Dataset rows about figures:
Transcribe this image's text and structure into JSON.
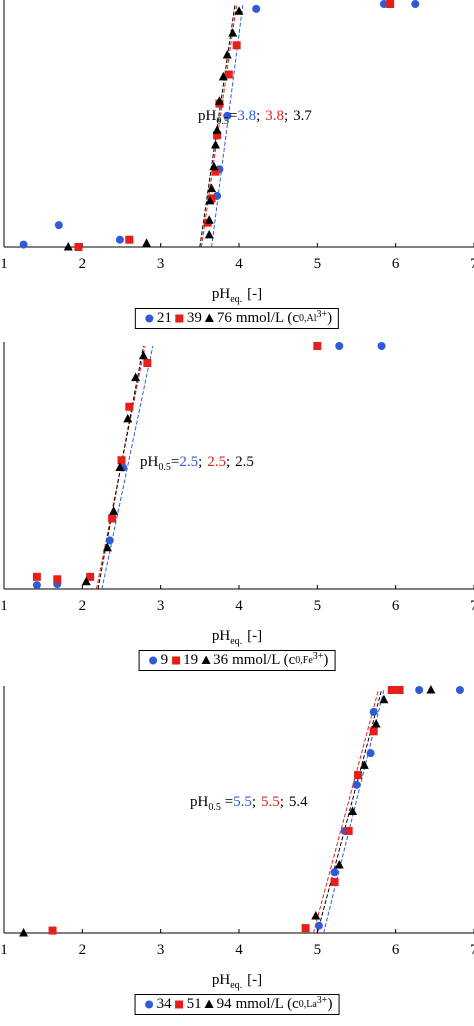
{
  "chart_data": [
    {
      "type": "scatter",
      "xlabel": {
        "main": "pH",
        "sub": "eq.",
        "tail": "[-]"
      },
      "xlim": [
        1,
        7
      ],
      "xticks": [
        1,
        2,
        3,
        4,
        5,
        6,
        7
      ],
      "ylim": [
        0,
        100
      ],
      "annotation": {
        "main": "pH",
        "sub": "0.5",
        "eq": "=",
        "sep": ";",
        "values": [
          "3.8",
          "3.8",
          "3.7"
        ]
      },
      "legend_unit": {
        "main": "mmol/L (c",
        "sub": "0,Al",
        "sup": "3+",
        "end": ")"
      },
      "series": [
        {
          "name": "21",
          "color": "#2f5bd9",
          "marker": "circle",
          "x": [
            1.25,
            1.7,
            2.48,
            3.72,
            3.75,
            3.85,
            4.22,
            5.85,
            6.25
          ],
          "values": [
            1,
            9,
            3,
            21,
            32,
            54,
            98,
            100,
            100
          ],
          "fit": {
            "x": [
              3.65,
              4.05
            ],
            "y": [
              0,
              100
            ]
          }
        },
        {
          "name": "39",
          "color": "#e5201b",
          "marker": "square",
          "x": [
            1.95,
            2.6,
            3.6,
            3.65,
            3.7,
            3.72,
            3.75,
            3.87,
            3.97,
            5.93
          ],
          "values": [
            0,
            3,
            10,
            20,
            31,
            46,
            59,
            71,
            83,
            100
          ],
          "fit": {
            "x": [
              3.52,
              3.97
            ],
            "y": [
              0,
              100
            ]
          }
        },
        {
          "name": "76",
          "color": "#000000",
          "marker": "triangle",
          "x": [
            1.82,
            2.82,
            3.62,
            3.62,
            3.63,
            3.65,
            3.68,
            3.7,
            3.72,
            3.75,
            3.8,
            3.85,
            3.92,
            4.0
          ],
          "values": [
            0,
            1.5,
            5,
            11,
            19,
            24,
            33,
            42,
            48,
            60,
            70,
            79,
            88,
            97
          ],
          "fit": {
            "x": [
              3.5,
              3.95
            ],
            "y": [
              0,
              100
            ]
          }
        }
      ]
    },
    {
      "type": "scatter",
      "xlabel": {
        "main": "pH",
        "sub": "eq.",
        "tail": "[-]"
      },
      "xlim": [
        1,
        7
      ],
      "xticks": [
        1,
        2,
        3,
        4,
        5,
        6,
        7
      ],
      "ylim": [
        0,
        100
      ],
      "annotation": {
        "main": "pH",
        "sub": "0.5",
        "eq": "=",
        "sep": ";",
        "values": [
          "2.5",
          "2.5",
          "2.5"
        ]
      },
      "legend_unit": {
        "main": "mmol/L (c",
        "sub": "0,Fe",
        "sup": "3+",
        "end": ")"
      },
      "series": [
        {
          "name": "9",
          "color": "#2f5bd9",
          "marker": "circle",
          "x": [
            1.42,
            1.68,
            2.1,
            2.35,
            2.52,
            5.28,
            5.82
          ],
          "values": [
            1.6,
            2,
            5,
            20,
            50,
            100,
            100
          ],
          "fit": {
            "x": [
              2.25,
              2.9
            ],
            "y": [
              0,
              100
            ]
          }
        },
        {
          "name": "19",
          "color": "#e5201b",
          "marker": "square",
          "x": [
            1.42,
            1.68,
            2.1,
            2.38,
            2.5,
            2.6,
            2.83,
            5.0
          ],
          "values": [
            5,
            4,
            5,
            29,
            53,
            75,
            93,
            100
          ],
          "fit": {
            "x": [
              2.18,
              2.8
            ],
            "y": [
              0,
              100
            ]
          }
        },
        {
          "name": "36",
          "color": "#000000",
          "marker": "triangle",
          "x": [
            2.05,
            2.32,
            2.4,
            2.48,
            2.58,
            2.68,
            2.78
          ],
          "values": [
            3,
            17,
            32,
            50,
            70,
            87,
            96
          ],
          "fit": {
            "x": [
              2.2,
              2.78
            ],
            "y": [
              0,
              100
            ]
          }
        }
      ]
    },
    {
      "type": "scatter",
      "xlabel": {
        "main": "pH",
        "sub": "eq.",
        "tail": "[-]"
      },
      "xlim": [
        1,
        7
      ],
      "xticks": [
        1,
        2,
        3,
        4,
        5,
        6,
        7
      ],
      "ylim": [
        0,
        100
      ],
      "annotation": {
        "main": "pH",
        "sub": "0.5",
        "eq": " =",
        "sep": ";",
        "values": [
          "5.5",
          "5.5",
          "5.4"
        ]
      },
      "legend_unit": {
        "main": "mmol/L (c",
        "sub": "0,La",
        "sup": "3+",
        "end": ")"
      },
      "series": [
        {
          "name": "34",
          "color": "#2f5bd9",
          "marker": "circle",
          "x": [
            5.02,
            5.22,
            5.35,
            5.5,
            5.68,
            5.72,
            6.3,
            6.82
          ],
          "values": [
            3,
            25,
            42,
            61,
            74,
            91,
            100,
            100
          ],
          "fit": {
            "x": [
              5.08,
              5.85
            ],
            "y": [
              0,
              100
            ]
          }
        },
        {
          "name": "51",
          "color": "#e5201b",
          "marker": "square",
          "x": [
            1.62,
            4.85,
            5.22,
            5.4,
            5.52,
            5.72,
            5.95,
            6.05
          ],
          "values": [
            1,
            2,
            21,
            42,
            65,
            83,
            100,
            100
          ],
          "fit": {
            "x": [
              4.95,
              5.78
            ],
            "y": [
              0,
              100
            ]
          }
        },
        {
          "name": "94",
          "color": "#000000",
          "marker": "triangle",
          "x": [
            1.25,
            4.98,
            5.28,
            5.45,
            5.6,
            5.75,
            5.85,
            6.45
          ],
          "values": [
            0,
            7,
            28,
            50,
            69,
            86,
            96,
            100
          ],
          "fit": {
            "x": [
              5.0,
              5.82
            ],
            "y": [
              0,
              100
            ]
          }
        }
      ]
    }
  ]
}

_What is needed_:
Lines that hold the word "name" are the ones to return, every one of them.

_Answer_:
          "name": "21",
          "name": "39",
          "name": "76",
          "name": "9",
          "name": "19",
          "name": "36",
          "name": "34",
          "name": "51",
          "name": "94",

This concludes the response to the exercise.